Return all lines below containing the word "right".

-- begin EXERCISE INPUTS --

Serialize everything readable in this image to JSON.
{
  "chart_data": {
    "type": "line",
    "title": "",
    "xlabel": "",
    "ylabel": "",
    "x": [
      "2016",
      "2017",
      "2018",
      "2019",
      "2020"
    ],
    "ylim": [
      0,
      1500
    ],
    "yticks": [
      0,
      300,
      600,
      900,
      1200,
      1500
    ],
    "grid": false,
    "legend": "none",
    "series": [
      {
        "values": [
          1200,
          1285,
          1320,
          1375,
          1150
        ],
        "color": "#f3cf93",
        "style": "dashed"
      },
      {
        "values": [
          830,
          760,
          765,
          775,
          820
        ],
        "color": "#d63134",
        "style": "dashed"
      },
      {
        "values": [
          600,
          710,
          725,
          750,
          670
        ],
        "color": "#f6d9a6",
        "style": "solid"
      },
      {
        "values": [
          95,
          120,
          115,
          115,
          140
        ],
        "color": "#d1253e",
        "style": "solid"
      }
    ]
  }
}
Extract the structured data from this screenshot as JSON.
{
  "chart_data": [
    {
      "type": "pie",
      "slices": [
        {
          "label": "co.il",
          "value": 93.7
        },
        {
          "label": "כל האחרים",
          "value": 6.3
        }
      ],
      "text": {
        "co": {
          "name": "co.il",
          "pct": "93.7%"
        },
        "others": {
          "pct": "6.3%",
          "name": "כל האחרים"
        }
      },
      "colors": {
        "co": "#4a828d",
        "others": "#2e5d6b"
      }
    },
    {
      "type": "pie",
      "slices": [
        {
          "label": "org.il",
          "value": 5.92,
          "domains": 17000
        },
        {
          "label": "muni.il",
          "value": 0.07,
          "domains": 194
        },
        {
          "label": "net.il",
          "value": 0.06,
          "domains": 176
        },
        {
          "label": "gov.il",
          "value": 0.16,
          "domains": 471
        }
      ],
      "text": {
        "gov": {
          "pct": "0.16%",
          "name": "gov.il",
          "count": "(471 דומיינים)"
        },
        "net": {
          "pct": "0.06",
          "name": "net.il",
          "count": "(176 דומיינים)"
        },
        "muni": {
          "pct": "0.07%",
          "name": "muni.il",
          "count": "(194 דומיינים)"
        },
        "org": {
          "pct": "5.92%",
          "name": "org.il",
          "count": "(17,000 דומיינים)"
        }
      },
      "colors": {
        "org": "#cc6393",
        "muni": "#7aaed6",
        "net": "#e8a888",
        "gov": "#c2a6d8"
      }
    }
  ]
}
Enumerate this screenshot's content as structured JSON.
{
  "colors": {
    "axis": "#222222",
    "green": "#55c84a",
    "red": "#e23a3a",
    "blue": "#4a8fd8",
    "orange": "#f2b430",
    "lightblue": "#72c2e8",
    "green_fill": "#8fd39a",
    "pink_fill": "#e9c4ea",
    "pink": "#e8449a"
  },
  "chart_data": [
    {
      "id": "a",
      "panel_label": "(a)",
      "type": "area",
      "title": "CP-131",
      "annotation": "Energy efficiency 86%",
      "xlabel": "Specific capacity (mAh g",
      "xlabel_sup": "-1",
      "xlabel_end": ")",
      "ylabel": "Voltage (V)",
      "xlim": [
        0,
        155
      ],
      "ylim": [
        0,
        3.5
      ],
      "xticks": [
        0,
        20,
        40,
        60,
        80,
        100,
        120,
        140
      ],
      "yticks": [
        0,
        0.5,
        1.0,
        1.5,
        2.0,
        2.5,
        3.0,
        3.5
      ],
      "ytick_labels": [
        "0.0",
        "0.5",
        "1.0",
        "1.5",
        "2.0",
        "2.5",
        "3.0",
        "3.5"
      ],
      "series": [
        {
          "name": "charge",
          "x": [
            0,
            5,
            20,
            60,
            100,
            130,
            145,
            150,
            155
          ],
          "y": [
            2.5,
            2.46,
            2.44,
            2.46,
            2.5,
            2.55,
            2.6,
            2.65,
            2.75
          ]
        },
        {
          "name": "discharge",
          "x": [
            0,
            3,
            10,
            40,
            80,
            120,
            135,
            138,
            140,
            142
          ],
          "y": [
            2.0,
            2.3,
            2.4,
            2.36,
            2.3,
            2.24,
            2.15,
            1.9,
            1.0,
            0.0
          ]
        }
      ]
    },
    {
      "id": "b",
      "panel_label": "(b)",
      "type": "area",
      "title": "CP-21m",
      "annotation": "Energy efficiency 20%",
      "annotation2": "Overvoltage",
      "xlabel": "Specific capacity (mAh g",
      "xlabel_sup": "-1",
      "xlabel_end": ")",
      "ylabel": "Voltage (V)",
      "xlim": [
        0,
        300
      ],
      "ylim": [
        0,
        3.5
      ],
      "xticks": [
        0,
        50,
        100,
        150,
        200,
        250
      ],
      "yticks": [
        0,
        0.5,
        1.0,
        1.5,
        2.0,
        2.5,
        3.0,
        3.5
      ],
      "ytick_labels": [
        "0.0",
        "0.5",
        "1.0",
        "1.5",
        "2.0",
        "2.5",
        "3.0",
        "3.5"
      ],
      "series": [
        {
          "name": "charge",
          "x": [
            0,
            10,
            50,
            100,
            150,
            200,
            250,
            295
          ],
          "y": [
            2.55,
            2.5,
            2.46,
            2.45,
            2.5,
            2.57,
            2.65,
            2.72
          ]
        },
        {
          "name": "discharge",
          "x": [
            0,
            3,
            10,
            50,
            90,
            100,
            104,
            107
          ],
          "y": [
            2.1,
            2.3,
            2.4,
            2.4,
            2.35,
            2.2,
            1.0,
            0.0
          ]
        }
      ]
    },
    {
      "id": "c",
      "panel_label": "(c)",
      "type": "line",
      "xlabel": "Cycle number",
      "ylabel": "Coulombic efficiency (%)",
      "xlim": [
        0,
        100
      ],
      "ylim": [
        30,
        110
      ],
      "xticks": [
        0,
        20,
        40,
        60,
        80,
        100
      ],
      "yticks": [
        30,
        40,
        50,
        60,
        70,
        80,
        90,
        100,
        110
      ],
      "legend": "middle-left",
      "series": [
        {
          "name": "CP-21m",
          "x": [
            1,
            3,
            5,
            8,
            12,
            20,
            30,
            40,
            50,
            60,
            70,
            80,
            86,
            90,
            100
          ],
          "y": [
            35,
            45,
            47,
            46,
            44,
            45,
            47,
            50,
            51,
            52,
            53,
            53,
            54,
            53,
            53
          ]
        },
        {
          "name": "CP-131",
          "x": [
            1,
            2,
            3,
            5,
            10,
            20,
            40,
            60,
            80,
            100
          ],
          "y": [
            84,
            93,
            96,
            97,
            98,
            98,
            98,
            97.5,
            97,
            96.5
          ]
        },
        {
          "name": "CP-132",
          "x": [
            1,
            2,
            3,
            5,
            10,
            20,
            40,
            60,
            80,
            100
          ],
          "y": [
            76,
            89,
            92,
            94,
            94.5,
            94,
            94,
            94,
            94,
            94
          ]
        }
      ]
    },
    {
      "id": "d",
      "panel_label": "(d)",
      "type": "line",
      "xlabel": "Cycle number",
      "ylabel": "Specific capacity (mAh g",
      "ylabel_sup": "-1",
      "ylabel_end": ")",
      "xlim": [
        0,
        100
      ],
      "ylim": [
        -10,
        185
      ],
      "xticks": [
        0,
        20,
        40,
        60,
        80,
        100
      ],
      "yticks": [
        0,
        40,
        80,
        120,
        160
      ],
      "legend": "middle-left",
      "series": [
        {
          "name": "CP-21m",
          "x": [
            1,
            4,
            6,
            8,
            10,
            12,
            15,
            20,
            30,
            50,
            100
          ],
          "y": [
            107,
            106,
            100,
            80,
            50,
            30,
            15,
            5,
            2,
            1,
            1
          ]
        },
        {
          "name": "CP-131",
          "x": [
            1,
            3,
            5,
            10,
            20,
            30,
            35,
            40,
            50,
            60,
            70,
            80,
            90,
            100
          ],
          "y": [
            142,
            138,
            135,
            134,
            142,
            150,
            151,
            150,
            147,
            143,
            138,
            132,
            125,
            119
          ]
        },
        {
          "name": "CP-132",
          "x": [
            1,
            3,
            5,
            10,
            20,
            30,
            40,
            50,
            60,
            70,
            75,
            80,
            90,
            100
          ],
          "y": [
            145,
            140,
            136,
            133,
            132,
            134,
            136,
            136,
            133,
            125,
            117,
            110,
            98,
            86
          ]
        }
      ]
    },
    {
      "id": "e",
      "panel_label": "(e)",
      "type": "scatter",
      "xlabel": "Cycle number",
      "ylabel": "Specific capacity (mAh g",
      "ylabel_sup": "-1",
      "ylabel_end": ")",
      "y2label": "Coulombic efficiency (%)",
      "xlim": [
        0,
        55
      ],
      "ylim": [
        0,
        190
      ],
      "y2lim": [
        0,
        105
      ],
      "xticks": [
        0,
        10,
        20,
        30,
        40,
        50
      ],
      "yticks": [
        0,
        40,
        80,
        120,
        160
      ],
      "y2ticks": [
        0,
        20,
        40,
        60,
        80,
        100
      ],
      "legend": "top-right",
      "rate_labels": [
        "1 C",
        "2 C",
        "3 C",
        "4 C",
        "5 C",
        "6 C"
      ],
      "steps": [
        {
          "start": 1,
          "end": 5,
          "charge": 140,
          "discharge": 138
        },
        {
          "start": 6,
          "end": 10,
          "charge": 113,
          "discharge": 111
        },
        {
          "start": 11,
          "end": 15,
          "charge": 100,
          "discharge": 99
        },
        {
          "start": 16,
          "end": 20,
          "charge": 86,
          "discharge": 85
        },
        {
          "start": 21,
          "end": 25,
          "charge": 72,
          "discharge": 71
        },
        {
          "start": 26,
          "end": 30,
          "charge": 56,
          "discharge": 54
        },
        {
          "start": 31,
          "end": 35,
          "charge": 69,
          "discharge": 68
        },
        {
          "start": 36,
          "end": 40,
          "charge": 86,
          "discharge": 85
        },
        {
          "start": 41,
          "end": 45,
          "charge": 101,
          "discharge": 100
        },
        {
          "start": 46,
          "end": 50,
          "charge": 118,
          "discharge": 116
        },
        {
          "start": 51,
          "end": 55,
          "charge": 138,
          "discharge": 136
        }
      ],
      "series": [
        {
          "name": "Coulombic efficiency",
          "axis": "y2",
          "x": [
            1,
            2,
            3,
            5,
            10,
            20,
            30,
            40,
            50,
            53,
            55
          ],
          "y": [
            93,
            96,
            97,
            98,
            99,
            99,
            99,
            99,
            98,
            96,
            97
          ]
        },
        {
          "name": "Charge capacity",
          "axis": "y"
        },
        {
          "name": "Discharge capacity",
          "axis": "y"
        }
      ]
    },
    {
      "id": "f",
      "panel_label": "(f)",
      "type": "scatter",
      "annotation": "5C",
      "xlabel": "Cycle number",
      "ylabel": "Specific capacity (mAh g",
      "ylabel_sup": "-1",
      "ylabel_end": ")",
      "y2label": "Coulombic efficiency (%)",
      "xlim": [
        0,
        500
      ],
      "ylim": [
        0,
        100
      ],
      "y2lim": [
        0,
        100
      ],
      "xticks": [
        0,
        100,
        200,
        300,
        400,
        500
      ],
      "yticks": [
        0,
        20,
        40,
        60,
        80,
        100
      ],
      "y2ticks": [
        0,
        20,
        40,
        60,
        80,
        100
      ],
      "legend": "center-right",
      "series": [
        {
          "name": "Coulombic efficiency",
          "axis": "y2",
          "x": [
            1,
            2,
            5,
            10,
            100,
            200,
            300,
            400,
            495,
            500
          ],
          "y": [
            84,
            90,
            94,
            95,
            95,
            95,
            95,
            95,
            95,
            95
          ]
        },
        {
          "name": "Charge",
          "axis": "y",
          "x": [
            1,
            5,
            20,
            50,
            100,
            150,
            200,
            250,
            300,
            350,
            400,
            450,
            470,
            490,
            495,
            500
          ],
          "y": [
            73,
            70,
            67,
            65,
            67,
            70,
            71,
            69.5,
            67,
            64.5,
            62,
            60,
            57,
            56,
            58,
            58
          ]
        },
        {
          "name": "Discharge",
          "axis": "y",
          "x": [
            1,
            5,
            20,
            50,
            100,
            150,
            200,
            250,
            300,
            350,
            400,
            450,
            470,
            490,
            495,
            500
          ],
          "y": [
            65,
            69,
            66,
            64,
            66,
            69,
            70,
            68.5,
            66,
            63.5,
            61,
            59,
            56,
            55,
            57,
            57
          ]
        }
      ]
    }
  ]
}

-- end EXERCISE INPUTS --

FINAL RESULT -
      "legend": "top-right",
      "legend": "center-right",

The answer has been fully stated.